(Stored dataset items)

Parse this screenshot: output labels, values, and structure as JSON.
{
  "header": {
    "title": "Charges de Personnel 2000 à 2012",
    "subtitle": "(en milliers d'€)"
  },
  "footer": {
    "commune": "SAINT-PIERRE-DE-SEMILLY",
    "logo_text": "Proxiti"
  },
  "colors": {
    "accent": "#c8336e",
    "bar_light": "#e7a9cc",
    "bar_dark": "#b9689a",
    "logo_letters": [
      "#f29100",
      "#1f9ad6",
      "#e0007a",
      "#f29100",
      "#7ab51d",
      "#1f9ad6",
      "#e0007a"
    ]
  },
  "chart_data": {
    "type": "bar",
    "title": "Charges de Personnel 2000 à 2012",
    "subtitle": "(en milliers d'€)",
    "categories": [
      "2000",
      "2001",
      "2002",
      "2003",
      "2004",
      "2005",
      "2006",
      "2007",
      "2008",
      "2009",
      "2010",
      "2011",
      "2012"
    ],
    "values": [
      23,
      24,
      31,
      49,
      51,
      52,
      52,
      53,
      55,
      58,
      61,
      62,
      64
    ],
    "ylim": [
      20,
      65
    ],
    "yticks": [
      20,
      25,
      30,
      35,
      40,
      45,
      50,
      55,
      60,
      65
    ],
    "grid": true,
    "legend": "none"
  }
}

§ **Aim of the exercise**:
Repeat every line of the records above exactly.

§ **Output**:
Parse this screenshot: output labels, values, and structure as JSON.
{
  "header": {
    "title": "Charges de Personnel 2000 à 2012",
    "subtitle": "(en milliers d'€)"
  },
  "footer": {
    "commune": "SAINT-PIERRE-DE-SEMILLY",
    "logo_text": "Proxiti"
  },
  "colors": {
    "accent": "#c8336e",
    "bar_light": "#e7a9cc",
    "bar_dark": "#b9689a",
    "logo_letters": [
      "#f29100",
      "#1f9ad6",
      "#e0007a",
      "#f29100",
      "#7ab51d",
      "#1f9ad6",
      "#e0007a"
    ]
  },
  "chart_data": {
    "type": "bar",
    "title": "Charges de Personnel 2000 à 2012",
    "subtitle": "(en milliers d'€)",
    "categories": [
      "2000",
      "2001",
      "2002",
      "2003",
      "2004",
      "2005",
      "2006",
      "2007",
      "2008",
      "2009",
      "2010",
      "2011",
      "2012"
    ],
    "values": [
      23,
      24,
      31,
      49,
      51,
      52,
      52,
      53,
      55,
      58,
      61,
      62,
      64
    ],
    "ylim": [
      20,
      65
    ],
    "yticks": [
      20,
      25,
      30,
      35,
      40,
      45,
      50,
      55,
      60,
      65
    ],
    "grid": true,
    "legend": "none"
  }
}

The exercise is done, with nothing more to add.